## Start

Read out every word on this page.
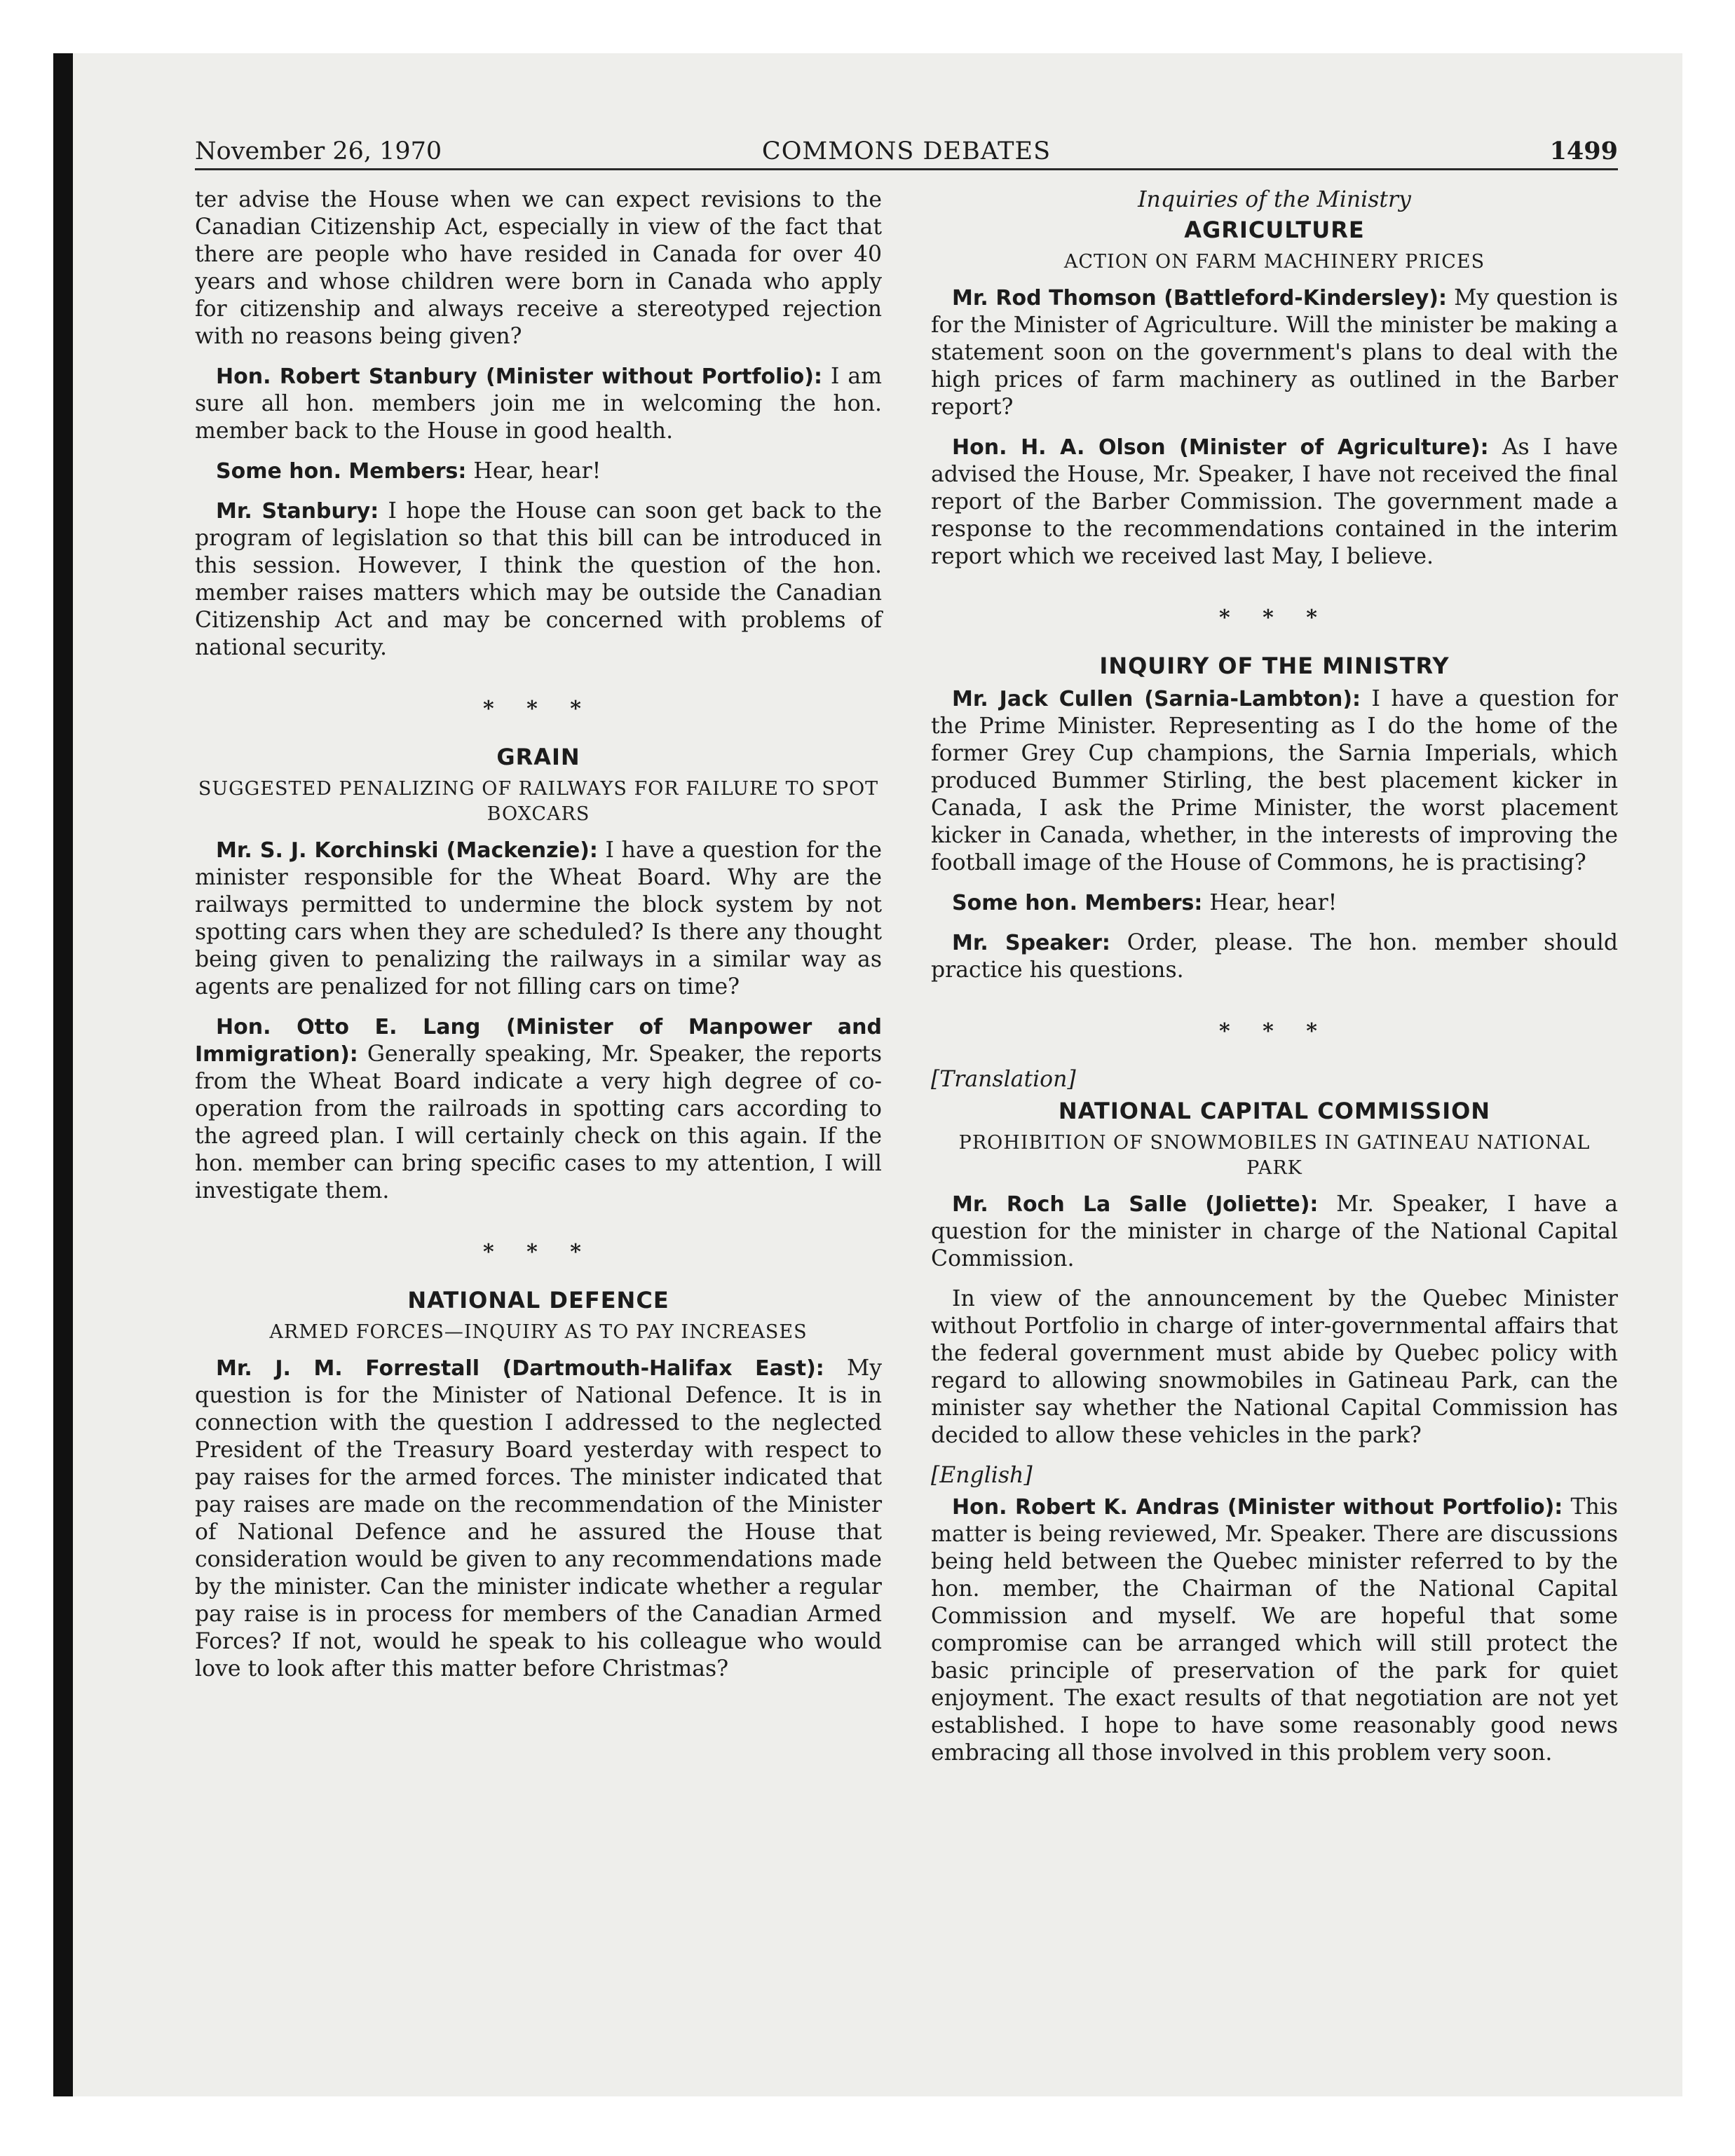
November 26, 1970	COMMONS DEBATES	1499

ter advise the House when we can expect revisions to the Canadian Citizenship Act, especially in view of the fact that there are people who have resided in Canada for over 40 years and whose children were born in Canada who apply for citizenship and always receive a stereotyped rejection with no reasons being given?

Hon. Robert Stanbury (Minister without Portfolio): I am sure all hon. members join me in welcoming the hon. member back to the House in good health.

Some hon. Members: Hear, hear!

Mr. Stanbury: I hope the House can soon get back to the program of legislation so that this bill can be introduced in this session. However, I think the question of the hon. member raises matters which may be outside the Canadian Citizenship Act and may be concerned with problems of national security.

* * *
GRAIN
SUGGESTED PENALIZING OF RAILWAYS FOR FAILURE TO SPOT BOXCARS

Mr. S. J. Korchinski (Mackenzie): I have a question for the minister responsible for the Wheat Board. Why are the railways permitted to undermine the block system by not spotting cars when they are scheduled? Is there any thought being given to penalizing the railways in a similar way as agents are penalized for not filling cars on time?

Hon. Otto E. Lang (Minister of Manpower and Immigration): Generally speaking, Mr. Speaker, the reports from the Wheat Board indicate a very high degree of co-operation from the railroads in spotting cars according to the agreed plan. I will certainly check on this again. If the hon. member can bring specific cases to my attention, I will investigate them.

* * *
NATIONAL DEFENCE
ARMED FORCES—INQUIRY AS TO PAY INCREASES

Mr. J. M. Forrestall (Dartmouth-Halifax East): My question is for the Minister of National Defence. It is in connection with the question I addressed to the neglected President of the Treasury Board yesterday with respect to pay raises for the armed forces. The minister indicated that pay raises are made on the recommendation of the Minister of National Defence and he assured the House that consideration would be given to any recommendations made by the minister. Can the minister indicate whether a regular pay raise is in process for members of the Canadian Armed Forces? If not, would he speak to his colleague who would love to look after this matter before Christmas?

Inquiries of the Ministry

AGRICULTURE
ACTION ON FARM MACHINERY PRICES

Mr. Rod Thomson (Battleford-Kindersley): My question is for the Minister of Agriculture. Will the minister be making a statement soon on the government's plans to deal with the high prices of farm machinery as outlined in the Barber report?

Hon. H. A. Olson (Minister of Agriculture): As I have advised the House, Mr. Speaker, I have not received the final report of the Barber Commission. The government made a response to the recommendations contained in the interim report which we received last May, I believe.

* * *
INQUIRY OF THE MINISTRY

Mr. Jack Cullen (Sarnia-Lambton): I have a question for the Prime Minister. Representing as I do the home of the former Grey Cup champions, the Sarnia Imperials, which produced Bummer Stirling, the best placement kicker in Canada, I ask the Prime Minister, the worst placement kicker in Canada, whether, in the interests of improving the football image of the House of Commons, he is practising?

Some hon. Members: Hear, hear!

Mr. Speaker: Order, please. The hon. member should practice his questions.

* * *

[Translation]

NATIONAL CAPITAL COMMISSION
PROHIBITION OF SNOWMOBILES IN GATINEAU NATIONAL PARK

Mr. Roch La Salle (Joliette): Mr. Speaker, I have a question for the minister in charge of the National Capital Commission.

In view of the announcement by the Quebec Minister without Portfolio in charge of inter-governmental affairs that the federal government must abide by Quebec policy with regard to allowing snowmobiles in Gatineau Park, can the minister say whether the National Capital Commission has decided to allow these vehicles in the park?

[English]

Hon. Robert K. Andras (Minister without Portfolio): This matter is being reviewed, Mr. Speaker. There are discussions being held between the Quebec minister referred to by the hon. member, the Chairman of the National Capital Commission and myself. We are hopeful that some compromise can be arranged which will still protect the basic principle of preservation of the park for quiet enjoyment. The exact results of that negotiation are not yet established. I hope to have some reasonably good news embracing all those involved in this problem very soon.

## End

STATED TASK — Write out the entries above word for word. Do not include the pictures.

ANSWER TO THIS EXERCISE —
Read out every word on this page.
November 26, 1970	COMMONS DEBATES	1499

ter advise the House when we can expect revisions to the Canadian Citizenship Act, especially in view of the fact that there are people who have resided in Canada for over 40 years and whose children were born in Canada who apply for citizenship and always receive a stereotyped rejection with no reasons being given?

Hon. Robert Stanbury (Minister without Portfolio): I am sure all hon. members join me in welcoming the hon. member back to the House in good health.

Some hon. Members: Hear, hear!

Mr. Stanbury: I hope the House can soon get back to the program of legislation so that this bill can be introduced in this session. However, I think the question of the hon. member raises matters which may be outside the Canadian Citizenship Act and may be concerned with problems of national security.

* * *
GRAIN
SUGGESTED PENALIZING OF RAILWAYS FOR FAILURE TO SPOT BOXCARS

Mr. S. J. Korchinski (Mackenzie): I have a question for the minister responsible for the Wheat Board. Why are the railways permitted to undermine the block system by not spotting cars when they are scheduled? Is there any thought being given to penalizing the railways in a similar way as agents are penalized for not filling cars on time?

Hon. Otto E. Lang (Minister of Manpower and Immigration): Generally speaking, Mr. Speaker, the reports from the Wheat Board indicate a very high degree of co-operation from the railroads in spotting cars according to the agreed plan. I will certainly check on this again. If the hon. member can bring specific cases to my attention, I will investigate them.

* * *
NATIONAL DEFENCE
ARMED FORCES—INQUIRY AS TO PAY INCREASES

Mr. J. M. Forrestall (Dartmouth-Halifax East): My question is for the Minister of National Defence. It is in connection with the question I addressed to the neglected President of the Treasury Board yesterday with respect to pay raises for the armed forces. The minister indicated that pay raises are made on the recommendation of the Minister of National Defence and he assured the House that consideration would be given to any recommendations made by the minister. Can the minister indicate whether a regular pay raise is in process for members of the Canadian Armed Forces? If not, would he speak to his colleague who would love to look after this matter before Christmas?

Inquiries of the Ministry

AGRICULTURE
ACTION ON FARM MACHINERY PRICES

Mr. Rod Thomson (Battleford-Kindersley): My question is for the Minister of Agriculture. Will the minister be making a statement soon on the government's plans to deal with the high prices of farm machinery as outlined in the Barber report?

Hon. H. A. Olson (Minister of Agriculture): As I have advised the House, Mr. Speaker, I have not received the final report of the Barber Commission. The government made a response to the recommendations contained in the interim report which we received last May, I believe.

* * *
INQUIRY OF THE MINISTRY

Mr. Jack Cullen (Sarnia-Lambton): I have a question for the Prime Minister. Representing as I do the home of the former Grey Cup champions, the Sarnia Imperials, which produced Bummer Stirling, the best placement kicker in Canada, I ask the Prime Minister, the worst placement kicker in Canada, whether, in the interests of improving the football image of the House of Commons, he is practising?

Some hon. Members: Hear, hear!

Mr. Speaker: Order, please. The hon. member should practice his questions.

* * *

[Translation]

NATIONAL CAPITAL COMMISSION
PROHIBITION OF SNOWMOBILES IN GATINEAU NATIONAL PARK

Mr. Roch La Salle (Joliette): Mr. Speaker, I have a question for the minister in charge of the National Capital Commission.

In view of the announcement by the Quebec Minister without Portfolio in charge of inter-governmental affairs that the federal government must abide by Quebec policy with regard to allowing snowmobiles in Gatineau Park, can the minister say whether the National Capital Commission has decided to allow these vehicles in the park?

[English]

Hon. Robert K. Andras (Minister without Portfolio): This matter is being reviewed, Mr. Speaker. There are discussions being held between the Quebec minister referred to by the hon. member, the Chairman of the National Capital Commission and myself. We are hopeful that some compromise can be arranged which will still protect the basic principle of preservation of the park for quiet enjoyment. The exact results of that negotiation are not yet established. I hope to have some reasonably good news embracing all those involved in this problem very soon.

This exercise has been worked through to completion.